— start of Supplied records —
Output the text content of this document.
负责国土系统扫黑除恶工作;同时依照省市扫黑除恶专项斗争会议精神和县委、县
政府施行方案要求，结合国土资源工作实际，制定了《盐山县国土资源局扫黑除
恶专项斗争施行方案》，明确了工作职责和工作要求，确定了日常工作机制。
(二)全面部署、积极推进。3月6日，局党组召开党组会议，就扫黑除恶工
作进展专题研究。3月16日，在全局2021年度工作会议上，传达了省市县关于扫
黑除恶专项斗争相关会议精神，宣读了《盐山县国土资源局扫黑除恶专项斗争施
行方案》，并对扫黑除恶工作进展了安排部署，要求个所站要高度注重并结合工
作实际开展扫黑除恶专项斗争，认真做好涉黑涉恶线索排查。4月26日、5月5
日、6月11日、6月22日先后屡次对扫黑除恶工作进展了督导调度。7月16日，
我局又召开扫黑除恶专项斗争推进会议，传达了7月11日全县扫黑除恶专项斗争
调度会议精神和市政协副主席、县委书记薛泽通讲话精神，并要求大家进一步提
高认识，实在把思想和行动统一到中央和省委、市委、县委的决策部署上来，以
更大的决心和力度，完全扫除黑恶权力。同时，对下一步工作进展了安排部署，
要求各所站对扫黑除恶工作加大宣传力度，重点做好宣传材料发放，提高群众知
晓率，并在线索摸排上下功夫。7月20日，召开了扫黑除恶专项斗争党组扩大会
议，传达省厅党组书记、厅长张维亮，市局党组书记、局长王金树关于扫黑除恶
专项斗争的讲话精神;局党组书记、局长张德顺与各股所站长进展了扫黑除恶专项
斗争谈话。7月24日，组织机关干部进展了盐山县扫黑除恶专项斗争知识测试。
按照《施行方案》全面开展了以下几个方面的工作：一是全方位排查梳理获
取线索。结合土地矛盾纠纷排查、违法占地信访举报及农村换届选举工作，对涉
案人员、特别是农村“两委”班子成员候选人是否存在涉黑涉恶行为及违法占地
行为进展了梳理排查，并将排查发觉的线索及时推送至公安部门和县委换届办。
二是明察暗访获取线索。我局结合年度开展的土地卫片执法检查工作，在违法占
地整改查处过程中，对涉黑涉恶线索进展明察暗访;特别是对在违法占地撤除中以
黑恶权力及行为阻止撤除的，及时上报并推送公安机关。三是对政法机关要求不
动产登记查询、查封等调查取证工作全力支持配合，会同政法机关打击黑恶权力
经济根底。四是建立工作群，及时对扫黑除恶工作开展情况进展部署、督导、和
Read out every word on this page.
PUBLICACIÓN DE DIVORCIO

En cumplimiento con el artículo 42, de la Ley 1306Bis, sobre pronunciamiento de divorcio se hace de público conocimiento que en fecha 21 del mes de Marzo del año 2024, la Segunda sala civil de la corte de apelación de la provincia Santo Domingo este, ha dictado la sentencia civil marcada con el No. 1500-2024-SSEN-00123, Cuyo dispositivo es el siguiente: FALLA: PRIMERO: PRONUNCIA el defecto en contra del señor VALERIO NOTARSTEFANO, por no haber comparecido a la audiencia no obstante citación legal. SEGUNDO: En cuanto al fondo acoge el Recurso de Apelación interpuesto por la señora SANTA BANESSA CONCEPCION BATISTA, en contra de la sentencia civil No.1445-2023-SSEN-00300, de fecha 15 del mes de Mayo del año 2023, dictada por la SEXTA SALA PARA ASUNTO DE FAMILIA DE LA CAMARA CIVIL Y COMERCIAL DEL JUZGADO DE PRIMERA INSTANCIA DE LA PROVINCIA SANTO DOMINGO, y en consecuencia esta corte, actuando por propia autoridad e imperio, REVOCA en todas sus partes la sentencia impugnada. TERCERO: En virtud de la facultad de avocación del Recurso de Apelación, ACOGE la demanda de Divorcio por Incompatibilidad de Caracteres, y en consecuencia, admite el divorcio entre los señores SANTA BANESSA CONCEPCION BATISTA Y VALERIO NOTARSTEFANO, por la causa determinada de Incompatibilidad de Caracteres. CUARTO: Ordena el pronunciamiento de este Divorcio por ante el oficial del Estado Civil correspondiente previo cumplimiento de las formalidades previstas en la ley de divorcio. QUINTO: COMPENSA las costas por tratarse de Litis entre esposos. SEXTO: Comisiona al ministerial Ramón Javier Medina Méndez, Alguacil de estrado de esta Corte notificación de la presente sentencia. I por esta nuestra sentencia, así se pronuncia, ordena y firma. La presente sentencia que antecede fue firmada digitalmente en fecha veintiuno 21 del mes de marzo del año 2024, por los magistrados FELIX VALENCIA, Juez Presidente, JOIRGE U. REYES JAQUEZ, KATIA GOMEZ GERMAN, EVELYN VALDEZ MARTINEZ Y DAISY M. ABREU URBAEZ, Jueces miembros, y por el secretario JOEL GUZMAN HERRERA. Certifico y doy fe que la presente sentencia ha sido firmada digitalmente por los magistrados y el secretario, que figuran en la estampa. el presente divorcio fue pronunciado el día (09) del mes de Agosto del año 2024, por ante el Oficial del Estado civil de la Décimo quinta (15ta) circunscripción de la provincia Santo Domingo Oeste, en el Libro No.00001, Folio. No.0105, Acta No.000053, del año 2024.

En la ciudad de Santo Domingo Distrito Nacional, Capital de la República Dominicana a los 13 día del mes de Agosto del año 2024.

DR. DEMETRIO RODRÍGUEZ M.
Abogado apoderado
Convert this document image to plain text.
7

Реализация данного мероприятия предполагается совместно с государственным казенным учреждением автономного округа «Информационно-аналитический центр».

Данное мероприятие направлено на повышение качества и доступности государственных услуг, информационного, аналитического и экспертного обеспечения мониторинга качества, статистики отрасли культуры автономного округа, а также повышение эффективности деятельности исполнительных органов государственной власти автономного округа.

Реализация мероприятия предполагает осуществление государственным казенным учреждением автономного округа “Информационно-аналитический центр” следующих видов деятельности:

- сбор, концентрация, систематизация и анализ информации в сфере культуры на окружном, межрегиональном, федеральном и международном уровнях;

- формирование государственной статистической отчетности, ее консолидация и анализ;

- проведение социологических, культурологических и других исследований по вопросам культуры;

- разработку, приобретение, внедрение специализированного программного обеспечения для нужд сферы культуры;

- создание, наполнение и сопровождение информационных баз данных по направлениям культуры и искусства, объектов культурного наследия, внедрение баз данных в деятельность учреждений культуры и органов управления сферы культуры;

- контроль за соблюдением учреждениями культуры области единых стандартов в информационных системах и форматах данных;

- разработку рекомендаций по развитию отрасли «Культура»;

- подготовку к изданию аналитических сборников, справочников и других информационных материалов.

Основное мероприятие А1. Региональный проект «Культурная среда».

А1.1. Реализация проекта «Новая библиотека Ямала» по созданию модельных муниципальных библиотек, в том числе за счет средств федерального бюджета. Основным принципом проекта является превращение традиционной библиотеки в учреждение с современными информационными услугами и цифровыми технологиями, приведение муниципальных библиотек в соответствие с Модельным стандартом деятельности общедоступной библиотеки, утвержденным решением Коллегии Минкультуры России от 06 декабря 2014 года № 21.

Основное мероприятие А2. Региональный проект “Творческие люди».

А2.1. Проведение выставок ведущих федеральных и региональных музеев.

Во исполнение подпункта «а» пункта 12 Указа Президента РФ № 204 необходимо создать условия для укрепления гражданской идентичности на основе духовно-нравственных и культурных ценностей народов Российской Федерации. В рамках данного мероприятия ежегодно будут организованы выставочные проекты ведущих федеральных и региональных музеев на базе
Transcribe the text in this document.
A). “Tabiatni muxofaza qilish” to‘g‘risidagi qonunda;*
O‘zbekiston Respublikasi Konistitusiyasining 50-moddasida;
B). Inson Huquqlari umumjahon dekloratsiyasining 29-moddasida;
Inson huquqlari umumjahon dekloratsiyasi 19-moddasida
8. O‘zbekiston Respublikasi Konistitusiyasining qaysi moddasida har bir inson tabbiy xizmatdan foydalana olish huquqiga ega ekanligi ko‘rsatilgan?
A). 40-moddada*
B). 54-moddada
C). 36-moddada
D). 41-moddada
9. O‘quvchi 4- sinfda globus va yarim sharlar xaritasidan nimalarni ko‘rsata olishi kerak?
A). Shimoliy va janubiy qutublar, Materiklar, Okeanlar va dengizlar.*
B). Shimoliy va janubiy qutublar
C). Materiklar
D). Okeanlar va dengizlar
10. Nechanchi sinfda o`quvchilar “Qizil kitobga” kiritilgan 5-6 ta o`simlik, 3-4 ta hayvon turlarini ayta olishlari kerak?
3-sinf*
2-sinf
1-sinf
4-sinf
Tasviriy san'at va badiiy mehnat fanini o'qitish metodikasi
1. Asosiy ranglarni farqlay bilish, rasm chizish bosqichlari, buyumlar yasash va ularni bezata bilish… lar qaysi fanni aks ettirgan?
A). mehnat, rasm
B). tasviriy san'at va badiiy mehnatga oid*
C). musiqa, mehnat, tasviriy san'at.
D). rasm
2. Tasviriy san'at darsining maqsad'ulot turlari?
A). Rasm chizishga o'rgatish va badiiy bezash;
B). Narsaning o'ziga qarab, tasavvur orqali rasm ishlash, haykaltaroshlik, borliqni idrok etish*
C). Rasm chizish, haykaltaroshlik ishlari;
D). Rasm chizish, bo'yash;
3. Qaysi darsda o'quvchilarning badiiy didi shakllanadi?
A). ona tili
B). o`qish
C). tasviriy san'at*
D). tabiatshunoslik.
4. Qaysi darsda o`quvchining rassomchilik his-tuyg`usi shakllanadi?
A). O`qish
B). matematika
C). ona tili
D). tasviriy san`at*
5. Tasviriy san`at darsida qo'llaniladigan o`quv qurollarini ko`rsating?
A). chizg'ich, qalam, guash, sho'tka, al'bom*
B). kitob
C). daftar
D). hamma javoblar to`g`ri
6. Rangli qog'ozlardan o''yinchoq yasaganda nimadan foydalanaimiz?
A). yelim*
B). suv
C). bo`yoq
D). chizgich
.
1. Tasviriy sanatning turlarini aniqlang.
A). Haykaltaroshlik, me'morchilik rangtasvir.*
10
— end of Supplied records —
## Problem requirements
Across the entries above, how many lines contain "dengizlar"? Provide only the count.

## The reply
2